• Do this
Go through the lines below. Copy those with "frac".

• Task input
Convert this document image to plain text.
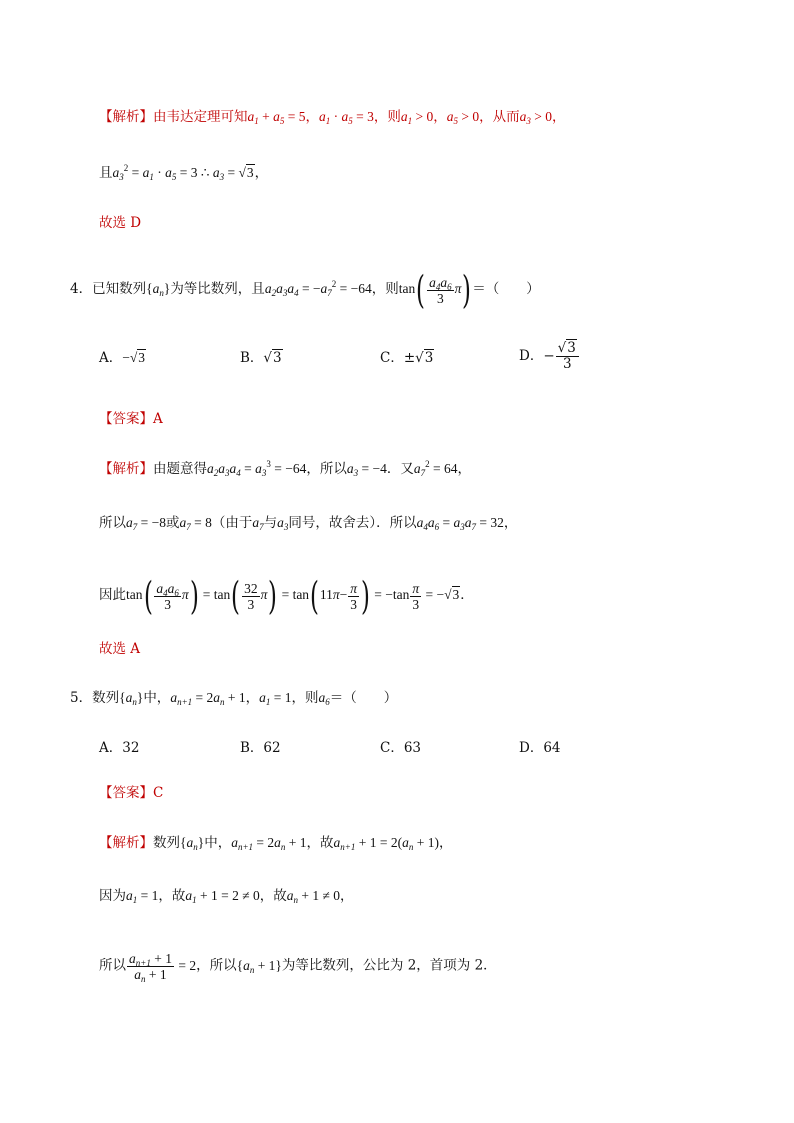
【解析】由韦达定理可知$a_1 + a_5 = 5$，$a_1 \cdot a_5 = 3$，则$a_1 > 0$，$a_5 > 0$，从而$a_3 > 0$，
且$a_3^2 = a_1 \cdot a_5 = 3$ ∴ $a_3 = √3$，
故选 D
4．已知数列$\{a_n\}$为等比数列，且$a_2a_3a_4 = -a_7^2 = -64$，则$\tan( \frac{a_4a_6}{3} \pi)=$（　　）
A．−√3	B．√3	C．±√3	D．− $\frac{√3}{3}$
【答案】A
【解析】由题意得$a_2a_3a_4 = a_3^3 = -64$，所以$a_3 = -4$．又$a_7^2 = 64$，
所以$a_7 = -8$或$a_7 = 8$（由于$a_7$与$a_3$同号，故舍去）．所以$a_4a_6 = a_3a_7 = 32$，
因此$\tan( \frac{a_4a_6}{3} \pi) = \tan( \frac{32}{3} \pi) = \tan(11\pi- \frac{\pi}{3}$ ) = $-\tan \frac{\pi}{3} = -√3$．
故选 A
5．数列$\{a_n\}$中，$a_{n+1} = 2a_n + 1$，$a_1 = 1$，则$a_6=$（　　）
A．32	B．62	C．63	D．64
【答案】C
【解析】数列$\{a_n\}$中，$a_{n+1} = 2a_n + 1$，故$a_{n+1} + 1 = 2(a_n + 1)$，
因为$a_1 = 1$，故$a_1 + 1 = 2 \ne 0$，故$a_n + 1 \ne 0$，
所以 $\frac{a_{n+1} + 1}{a_n + 1} = 2$，所以$\{a_n + 1\}$为等比数列，公比为 2，首项为 2．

• Response to the task
4．已知数列$\{a_n\}$为等比数列，且$a_2a_3a_4 = -a_7^2 = -64$，则$\tan( \frac{a_4a_6}{3} \pi)=$（　　）
A．−√3	B．√3	C．±√3	D．− $\frac{√3}{3}$
因此$\tan( \frac{a_4a_6}{3} \pi) = \tan( \frac{32}{3} \pi) = \tan(11\pi- \frac{\pi}{3}$ ) = $-\tan \frac{\pi}{3} = -√3$．
所以 $\frac{a_{n+1} + 1}{a_n + 1} = 2$，所以$\{a_n + 1\}$为等比数列，公比为 2，首项为 2．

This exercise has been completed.